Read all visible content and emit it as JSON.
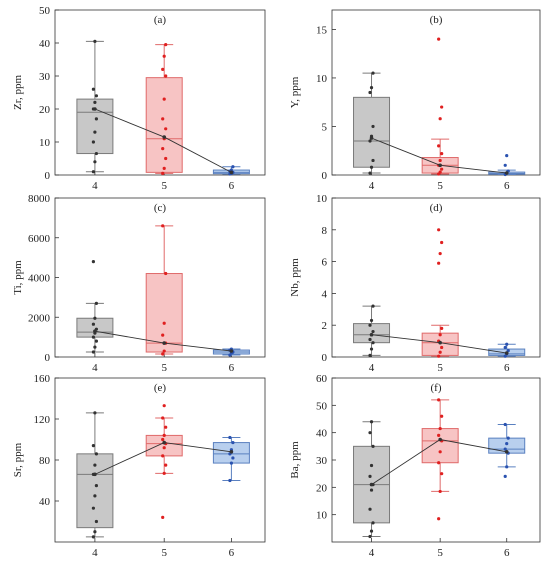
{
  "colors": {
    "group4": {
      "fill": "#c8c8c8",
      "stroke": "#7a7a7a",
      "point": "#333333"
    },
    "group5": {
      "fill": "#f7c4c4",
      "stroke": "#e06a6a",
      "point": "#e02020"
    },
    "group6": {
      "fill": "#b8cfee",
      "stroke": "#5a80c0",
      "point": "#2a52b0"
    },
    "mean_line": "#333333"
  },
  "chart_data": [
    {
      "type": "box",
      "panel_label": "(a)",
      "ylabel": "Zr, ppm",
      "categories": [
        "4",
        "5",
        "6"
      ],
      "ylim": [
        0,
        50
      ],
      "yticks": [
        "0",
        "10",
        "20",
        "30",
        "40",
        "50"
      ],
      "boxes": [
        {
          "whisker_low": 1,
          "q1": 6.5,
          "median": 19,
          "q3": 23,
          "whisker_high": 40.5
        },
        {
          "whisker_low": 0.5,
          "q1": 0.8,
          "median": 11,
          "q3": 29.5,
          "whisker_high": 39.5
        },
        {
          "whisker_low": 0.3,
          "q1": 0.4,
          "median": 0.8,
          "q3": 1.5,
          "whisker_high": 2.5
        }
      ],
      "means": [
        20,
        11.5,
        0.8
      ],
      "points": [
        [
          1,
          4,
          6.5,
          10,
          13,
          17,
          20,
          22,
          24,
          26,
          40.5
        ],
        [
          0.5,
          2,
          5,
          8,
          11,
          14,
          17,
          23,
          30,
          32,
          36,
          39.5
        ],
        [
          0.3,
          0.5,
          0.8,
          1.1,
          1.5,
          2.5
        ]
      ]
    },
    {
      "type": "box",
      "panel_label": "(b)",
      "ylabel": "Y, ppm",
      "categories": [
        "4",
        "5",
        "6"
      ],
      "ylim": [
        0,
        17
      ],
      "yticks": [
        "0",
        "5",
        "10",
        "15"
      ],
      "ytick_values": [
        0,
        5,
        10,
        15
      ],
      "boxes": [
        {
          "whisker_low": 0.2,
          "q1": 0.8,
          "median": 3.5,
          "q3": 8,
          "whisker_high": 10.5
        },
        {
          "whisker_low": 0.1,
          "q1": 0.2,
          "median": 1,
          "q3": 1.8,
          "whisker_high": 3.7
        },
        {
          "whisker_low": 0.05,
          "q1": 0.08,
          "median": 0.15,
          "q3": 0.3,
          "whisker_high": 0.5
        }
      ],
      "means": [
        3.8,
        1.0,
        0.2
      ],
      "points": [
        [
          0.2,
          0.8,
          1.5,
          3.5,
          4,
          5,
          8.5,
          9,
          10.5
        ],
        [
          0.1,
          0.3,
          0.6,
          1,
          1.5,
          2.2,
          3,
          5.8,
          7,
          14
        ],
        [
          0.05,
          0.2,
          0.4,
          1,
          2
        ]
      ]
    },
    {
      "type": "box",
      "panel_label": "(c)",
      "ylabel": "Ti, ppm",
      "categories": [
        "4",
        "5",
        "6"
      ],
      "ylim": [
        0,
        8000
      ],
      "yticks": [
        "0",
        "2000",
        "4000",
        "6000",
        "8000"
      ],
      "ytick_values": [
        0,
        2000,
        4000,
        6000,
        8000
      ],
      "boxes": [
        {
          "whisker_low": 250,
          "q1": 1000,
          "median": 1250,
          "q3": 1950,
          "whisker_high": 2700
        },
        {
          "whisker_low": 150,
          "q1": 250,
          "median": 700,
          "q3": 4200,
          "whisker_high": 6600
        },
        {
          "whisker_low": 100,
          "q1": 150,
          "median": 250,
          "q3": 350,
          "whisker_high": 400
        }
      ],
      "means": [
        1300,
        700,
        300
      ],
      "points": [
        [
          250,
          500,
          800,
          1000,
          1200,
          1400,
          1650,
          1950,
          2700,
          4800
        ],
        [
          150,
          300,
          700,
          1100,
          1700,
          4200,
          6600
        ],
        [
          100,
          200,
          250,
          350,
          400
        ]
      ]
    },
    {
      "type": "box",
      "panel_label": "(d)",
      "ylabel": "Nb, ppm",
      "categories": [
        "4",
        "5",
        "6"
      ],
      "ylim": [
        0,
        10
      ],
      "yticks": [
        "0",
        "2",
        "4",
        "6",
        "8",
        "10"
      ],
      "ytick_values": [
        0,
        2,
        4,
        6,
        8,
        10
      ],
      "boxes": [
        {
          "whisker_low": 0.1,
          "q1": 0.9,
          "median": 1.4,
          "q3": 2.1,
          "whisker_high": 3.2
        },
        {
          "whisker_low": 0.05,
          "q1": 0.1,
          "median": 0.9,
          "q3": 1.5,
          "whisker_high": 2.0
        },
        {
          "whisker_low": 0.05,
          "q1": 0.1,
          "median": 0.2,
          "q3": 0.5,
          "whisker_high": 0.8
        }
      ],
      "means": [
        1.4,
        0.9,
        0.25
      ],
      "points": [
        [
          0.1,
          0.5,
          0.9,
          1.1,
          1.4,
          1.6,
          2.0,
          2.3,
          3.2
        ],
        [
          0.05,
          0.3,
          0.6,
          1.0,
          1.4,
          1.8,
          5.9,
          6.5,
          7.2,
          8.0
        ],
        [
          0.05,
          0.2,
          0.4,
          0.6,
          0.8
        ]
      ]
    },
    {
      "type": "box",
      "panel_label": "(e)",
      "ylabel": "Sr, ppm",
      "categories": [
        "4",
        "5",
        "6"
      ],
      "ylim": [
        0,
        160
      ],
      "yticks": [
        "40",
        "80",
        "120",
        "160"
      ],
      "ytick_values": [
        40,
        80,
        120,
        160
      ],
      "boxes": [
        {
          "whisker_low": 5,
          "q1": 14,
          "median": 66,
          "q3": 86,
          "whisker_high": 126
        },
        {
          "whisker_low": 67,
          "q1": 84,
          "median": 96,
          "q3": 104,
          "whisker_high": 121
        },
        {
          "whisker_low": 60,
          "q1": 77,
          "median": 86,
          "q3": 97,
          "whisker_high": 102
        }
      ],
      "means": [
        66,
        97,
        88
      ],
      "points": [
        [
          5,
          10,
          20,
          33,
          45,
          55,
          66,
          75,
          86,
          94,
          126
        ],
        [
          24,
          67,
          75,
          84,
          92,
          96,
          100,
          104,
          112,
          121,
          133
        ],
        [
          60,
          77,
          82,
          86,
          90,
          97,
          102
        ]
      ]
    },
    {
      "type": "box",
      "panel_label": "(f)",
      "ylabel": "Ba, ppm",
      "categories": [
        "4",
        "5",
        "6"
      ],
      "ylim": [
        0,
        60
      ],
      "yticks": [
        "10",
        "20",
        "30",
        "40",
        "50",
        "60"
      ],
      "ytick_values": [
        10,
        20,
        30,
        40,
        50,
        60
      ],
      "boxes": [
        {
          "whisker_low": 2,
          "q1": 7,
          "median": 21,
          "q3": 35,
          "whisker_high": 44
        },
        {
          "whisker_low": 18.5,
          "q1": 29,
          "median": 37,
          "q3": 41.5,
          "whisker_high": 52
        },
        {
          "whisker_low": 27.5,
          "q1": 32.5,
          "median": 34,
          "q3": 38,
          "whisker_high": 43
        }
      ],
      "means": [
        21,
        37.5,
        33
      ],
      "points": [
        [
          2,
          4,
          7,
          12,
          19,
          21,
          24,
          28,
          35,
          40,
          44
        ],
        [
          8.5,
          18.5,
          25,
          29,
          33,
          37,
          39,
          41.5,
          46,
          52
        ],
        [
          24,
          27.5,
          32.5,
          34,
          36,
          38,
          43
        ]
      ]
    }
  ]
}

- Task details -
Output, exactly, all the records above; include no pictures.

- Solution to the exercise -
Read all visible content and emit it as JSON.
{
  "colors": {
    "group4": {
      "fill": "#c8c8c8",
      "stroke": "#7a7a7a",
      "point": "#333333"
    },
    "group5": {
      "fill": "#f7c4c4",
      "stroke": "#e06a6a",
      "point": "#e02020"
    },
    "group6": {
      "fill": "#b8cfee",
      "stroke": "#5a80c0",
      "point": "#2a52b0"
    },
    "mean_line": "#333333"
  },
  "chart_data": [
    {
      "type": "box",
      "panel_label": "(a)",
      "ylabel": "Zr, ppm",
      "categories": [
        "4",
        "5",
        "6"
      ],
      "ylim": [
        0,
        50
      ],
      "yticks": [
        "0",
        "10",
        "20",
        "30",
        "40",
        "50"
      ],
      "boxes": [
        {
          "whisker_low": 1,
          "q1": 6.5,
          "median": 19,
          "q3": 23,
          "whisker_high": 40.5
        },
        {
          "whisker_low": 0.5,
          "q1": 0.8,
          "median": 11,
          "q3": 29.5,
          "whisker_high": 39.5
        },
        {
          "whisker_low": 0.3,
          "q1": 0.4,
          "median": 0.8,
          "q3": 1.5,
          "whisker_high": 2.5
        }
      ],
      "means": [
        20,
        11.5,
        0.8
      ],
      "points": [
        [
          1,
          4,
          6.5,
          10,
          13,
          17,
          20,
          22,
          24,
          26,
          40.5
        ],
        [
          0.5,
          2,
          5,
          8,
          11,
          14,
          17,
          23,
          30,
          32,
          36,
          39.5
        ],
        [
          0.3,
          0.5,
          0.8,
          1.1,
          1.5,
          2.5
        ]
      ]
    },
    {
      "type": "box",
      "panel_label": "(b)",
      "ylabel": "Y, ppm",
      "categories": [
        "4",
        "5",
        "6"
      ],
      "ylim": [
        0,
        17
      ],
      "yticks": [
        "0",
        "5",
        "10",
        "15"
      ],
      "ytick_values": [
        0,
        5,
        10,
        15
      ],
      "boxes": [
        {
          "whisker_low": 0.2,
          "q1": 0.8,
          "median": 3.5,
          "q3": 8,
          "whisker_high": 10.5
        },
        {
          "whisker_low": 0.1,
          "q1": 0.2,
          "median": 1,
          "q3": 1.8,
          "whisker_high": 3.7
        },
        {
          "whisker_low": 0.05,
          "q1": 0.08,
          "median": 0.15,
          "q3": 0.3,
          "whisker_high": 0.5
        }
      ],
      "means": [
        3.8,
        1.0,
        0.2
      ],
      "points": [
        [
          0.2,
          0.8,
          1.5,
          3.5,
          4,
          5,
          8.5,
          9,
          10.5
        ],
        [
          0.1,
          0.3,
          0.6,
          1,
          1.5,
          2.2,
          3,
          5.8,
          7,
          14
        ],
        [
          0.05,
          0.2,
          0.4,
          1,
          2
        ]
      ]
    },
    {
      "type": "box",
      "panel_label": "(c)",
      "ylabel": "Ti, ppm",
      "categories": [
        "4",
        "5",
        "6"
      ],
      "ylim": [
        0,
        8000
      ],
      "yticks": [
        "0",
        "2000",
        "4000",
        "6000",
        "8000"
      ],
      "ytick_values": [
        0,
        2000,
        4000,
        6000,
        8000
      ],
      "boxes": [
        {
          "whisker_low": 250,
          "q1": 1000,
          "median": 1250,
          "q3": 1950,
          "whisker_high": 2700
        },
        {
          "whisker_low": 150,
          "q1": 250,
          "median": 700,
          "q3": 4200,
          "whisker_high": 6600
        },
        {
          "whisker_low": 100,
          "q1": 150,
          "median": 250,
          "q3": 350,
          "whisker_high": 400
        }
      ],
      "means": [
        1300,
        700,
        300
      ],
      "points": [
        [
          250,
          500,
          800,
          1000,
          1200,
          1400,
          1650,
          1950,
          2700,
          4800
        ],
        [
          150,
          300,
          700,
          1100,
          1700,
          4200,
          6600
        ],
        [
          100,
          200,
          250,
          350,
          400
        ]
      ]
    },
    {
      "type": "box",
      "panel_label": "(d)",
      "ylabel": "Nb, ppm",
      "categories": [
        "4",
        "5",
        "6"
      ],
      "ylim": [
        0,
        10
      ],
      "yticks": [
        "0",
        "2",
        "4",
        "6",
        "8",
        "10"
      ],
      "ytick_values": [
        0,
        2,
        4,
        6,
        8,
        10
      ],
      "boxes": [
        {
          "whisker_low": 0.1,
          "q1": 0.9,
          "median": 1.4,
          "q3": 2.1,
          "whisker_high": 3.2
        },
        {
          "whisker_low": 0.05,
          "q1": 0.1,
          "median": 0.9,
          "q3": 1.5,
          "whisker_high": 2.0
        },
        {
          "whisker_low": 0.05,
          "q1": 0.1,
          "median": 0.2,
          "q3": 0.5,
          "whisker_high": 0.8
        }
      ],
      "means": [
        1.4,
        0.9,
        0.25
      ],
      "points": [
        [
          0.1,
          0.5,
          0.9,
          1.1,
          1.4,
          1.6,
          2.0,
          2.3,
          3.2
        ],
        [
          0.05,
          0.3,
          0.6,
          1.0,
          1.4,
          1.8,
          5.9,
          6.5,
          7.2,
          8.0
        ],
        [
          0.05,
          0.2,
          0.4,
          0.6,
          0.8
        ]
      ]
    },
    {
      "type": "box",
      "panel_label": "(e)",
      "ylabel": "Sr, ppm",
      "categories": [
        "4",
        "5",
        "6"
      ],
      "ylim": [
        0,
        160
      ],
      "yticks": [
        "40",
        "80",
        "120",
        "160"
      ],
      "ytick_values": [
        40,
        80,
        120,
        160
      ],
      "boxes": [
        {
          "whisker_low": 5,
          "q1": 14,
          "median": 66,
          "q3": 86,
          "whisker_high": 126
        },
        {
          "whisker_low": 67,
          "q1": 84,
          "median": 96,
          "q3": 104,
          "whisker_high": 121
        },
        {
          "whisker_low": 60,
          "q1": 77,
          "median": 86,
          "q3": 97,
          "whisker_high": 102
        }
      ],
      "means": [
        66,
        97,
        88
      ],
      "points": [
        [
          5,
          10,
          20,
          33,
          45,
          55,
          66,
          75,
          86,
          94,
          126
        ],
        [
          24,
          67,
          75,
          84,
          92,
          96,
          100,
          104,
          112,
          121,
          133
        ],
        [
          60,
          77,
          82,
          86,
          90,
          97,
          102
        ]
      ]
    },
    {
      "type": "box",
      "panel_label": "(f)",
      "ylabel": "Ba, ppm",
      "categories": [
        "4",
        "5",
        "6"
      ],
      "ylim": [
        0,
        60
      ],
      "yticks": [
        "10",
        "20",
        "30",
        "40",
        "50",
        "60"
      ],
      "ytick_values": [
        10,
        20,
        30,
        40,
        50,
        60
      ],
      "boxes": [
        {
          "whisker_low": 2,
          "q1": 7,
          "median": 21,
          "q3": 35,
          "whisker_high": 44
        },
        {
          "whisker_low": 18.5,
          "q1": 29,
          "median": 37,
          "q3": 41.5,
          "whisker_high": 52
        },
        {
          "whisker_low": 27.5,
          "q1": 32.5,
          "median": 34,
          "q3": 38,
          "whisker_high": 43
        }
      ],
      "means": [
        21,
        37.5,
        33
      ],
      "points": [
        [
          2,
          4,
          7,
          12,
          19,
          21,
          24,
          28,
          35,
          40,
          44
        ],
        [
          8.5,
          18.5,
          25,
          29,
          33,
          37,
          39,
          41.5,
          46,
          52
        ],
        [
          24,
          27.5,
          32.5,
          34,
          36,
          38,
          43
        ]
      ]
    }
  ]
}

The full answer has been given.